To be done: Reproduce all of the records exactly.

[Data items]
┄┄┄┄┄┄┄┄┄┄┄┄┄┄┄┄┄┄┄┄
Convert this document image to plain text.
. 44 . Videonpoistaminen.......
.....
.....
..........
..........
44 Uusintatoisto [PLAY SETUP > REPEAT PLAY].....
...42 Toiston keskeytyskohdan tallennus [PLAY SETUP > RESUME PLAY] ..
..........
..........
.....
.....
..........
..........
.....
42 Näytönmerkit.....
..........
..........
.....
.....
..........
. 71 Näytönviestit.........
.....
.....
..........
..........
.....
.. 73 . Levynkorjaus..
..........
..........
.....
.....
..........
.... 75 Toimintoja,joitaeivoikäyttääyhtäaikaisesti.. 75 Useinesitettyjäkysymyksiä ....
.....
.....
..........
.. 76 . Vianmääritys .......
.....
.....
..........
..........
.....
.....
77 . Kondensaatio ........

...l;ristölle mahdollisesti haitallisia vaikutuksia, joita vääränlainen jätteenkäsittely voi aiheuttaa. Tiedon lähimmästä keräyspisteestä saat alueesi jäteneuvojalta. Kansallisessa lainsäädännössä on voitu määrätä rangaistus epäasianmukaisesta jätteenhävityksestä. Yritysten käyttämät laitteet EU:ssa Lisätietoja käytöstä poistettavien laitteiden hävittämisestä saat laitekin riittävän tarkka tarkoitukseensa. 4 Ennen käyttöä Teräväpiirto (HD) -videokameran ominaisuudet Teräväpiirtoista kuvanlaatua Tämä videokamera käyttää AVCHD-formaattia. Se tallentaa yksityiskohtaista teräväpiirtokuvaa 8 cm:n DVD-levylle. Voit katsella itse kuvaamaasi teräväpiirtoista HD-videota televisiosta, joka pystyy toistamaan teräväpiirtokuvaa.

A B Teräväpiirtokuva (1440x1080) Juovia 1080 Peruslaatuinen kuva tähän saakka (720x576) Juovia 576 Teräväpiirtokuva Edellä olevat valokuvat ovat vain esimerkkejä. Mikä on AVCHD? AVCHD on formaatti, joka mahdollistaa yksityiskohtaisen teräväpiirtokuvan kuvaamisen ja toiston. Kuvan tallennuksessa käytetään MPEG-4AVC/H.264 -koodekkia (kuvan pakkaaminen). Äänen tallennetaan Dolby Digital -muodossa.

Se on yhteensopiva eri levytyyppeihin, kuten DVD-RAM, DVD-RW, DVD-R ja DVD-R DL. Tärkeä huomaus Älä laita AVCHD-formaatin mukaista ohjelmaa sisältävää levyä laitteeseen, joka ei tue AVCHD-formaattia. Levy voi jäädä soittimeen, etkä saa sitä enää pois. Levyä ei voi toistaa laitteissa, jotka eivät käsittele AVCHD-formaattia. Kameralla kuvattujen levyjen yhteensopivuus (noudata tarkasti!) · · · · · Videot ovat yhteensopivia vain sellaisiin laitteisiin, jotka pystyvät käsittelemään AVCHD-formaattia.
┄┄┄┄┄┄┄┄┄┄┄┄┄┄┄┄┄┄┄┄
Solution to this exercise:
Convert this document image to plain text.
. 44 . Videonpoistaminen.......
.....
.....
..........
..........
44 Uusintatoisto [PLAY SETUP > REPEAT PLAY].....
...42 Toiston keskeytyskohdan tallennus [PLAY SETUP > RESUME PLAY] ..
..........
..........
.....
.....
..........
..........
.....
42 Näytönmerkit.....
..........
..........
.....
.....
..........
. 71 Näytönviestit.........
.....
.....
..........
..........
.....
.. 73 . Levynkorjaus..
..........
..........
.....
.....
..........
.... 75 Toimintoja,joitaeivoikäyttääyhtäaikaisesti.. 75 Useinesitettyjäkysymyksiä ....
.....
.....
..........
.. 76 . Vianmääritys .......
.....
.....
..........
..........
.....
.....
77 . Kondensaatio ........

...l;ristölle mahdollisesti haitallisia vaikutuksia, joita vääränlainen jätteenkäsittely voi aiheuttaa. Tiedon lähimmästä keräyspisteestä saat alueesi jäteneuvojalta. Kansallisessa lainsäädännössä on voitu määrätä rangaistus epäasianmukaisesta jätteenhävityksestä. Yritysten käyttämät laitteet EU:ssa Lisätietoja käytöstä poistettavien laitteiden hävittämisestä saat laitekin riittävän tarkka tarkoitukseensa. 4 Ennen käyttöä Teräväpiirto (HD) -videokameran ominaisuudet Teräväpiirtoista kuvanlaatua Tämä videokamera käyttää AVCHD-formaattia. Se tallentaa yksityiskohtaista teräväpiirtokuvaa 8 cm:n DVD-levylle. Voit katsella itse kuvaamaasi teräväpiirtoista HD-videota televisiosta, joka pystyy toistamaan teräväpiirtokuvaa.

A B Teräväpiirtokuva (1440x1080) Juovia 1080 Peruslaatuinen kuva tähän saakka (720x576) Juovia 576 Teräväpiirtokuva Edellä olevat valokuvat ovat vain esimerkkejä. Mikä on AVCHD? AVCHD on formaatti, joka mahdollistaa yksityiskohtaisen teräväpiirtokuvan kuvaamisen ja toiston. Kuvan tallennuksessa käytetään MPEG-4AVC/H.264 -koodekkia (kuvan pakkaaminen). Äänen tallennetaan Dolby Digital -muodossa.

Se on yhteensopiva eri levytyyppeihin, kuten DVD-RAM, DVD-RW, DVD-R ja DVD-R DL. Tärkeä huomaus Älä laita AVCHD-formaatin mukaista ohjelmaa sisältävää levyä laitteeseen, joka ei tue AVCHD-formaattia. Levy voi jäädä soittimeen, etkä saa sitä enää pois. Levyä ei voi toistaa laitteissa, jotka eivät käsittele AVCHD-formaattia. Kameralla kuvattujen levyjen yhteensopivuus (noudata tarkasti!) · · · · · Videot ovat yhteensopivia vain sellaisiin laitteisiin, jotka pystyvät käsittelemään AVCHD-formaattia.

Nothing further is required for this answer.